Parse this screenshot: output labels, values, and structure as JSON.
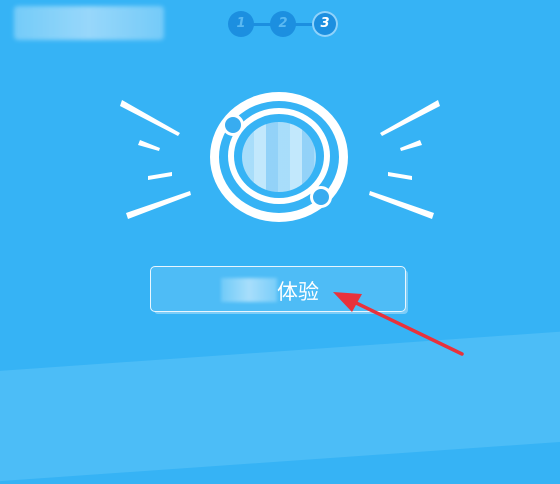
{
  "steps": [
    {
      "label": "1",
      "active": false
    },
    {
      "label": "2",
      "active": false
    },
    {
      "label": "3",
      "active": true
    }
  ],
  "colors": {
    "background": "#36b3f5",
    "step": "#1c8fe0",
    "annotation_arrow": "#e8323c"
  },
  "logo": {
    "icon": "app-logo-icon"
  },
  "cta": {
    "label": "体验"
  }
}
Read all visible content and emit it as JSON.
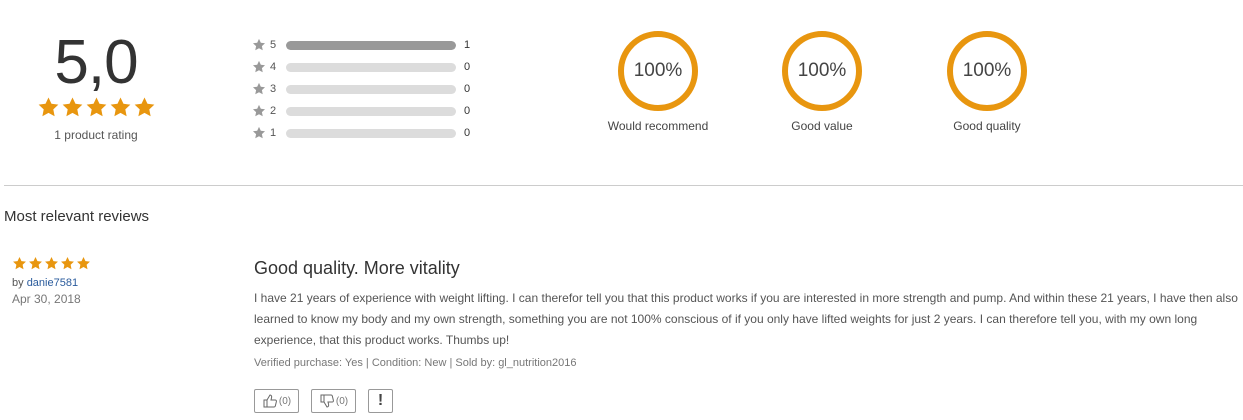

*Task statement*
Reproduce the entries above exactly. Do not include the images.

*Response*
Parse this screenshot: output labels, values, and structure as JSON.
{
  "steps": [
    {
      "label": "1",
      "active": false
    },
    {
      "label": "2",
      "active": false
    },
    {
      "label": "3",
      "active": true
    }
  ],
  "colors": {
    "background": "#36b3f5",
    "step": "#1c8fe0",
    "annotation_arrow": "#e8323c"
  },
  "logo": {
    "icon": "app-logo-icon"
  },
  "cta": {
    "label": "体验"
  }
}
Read all visible content and emit it as JSON.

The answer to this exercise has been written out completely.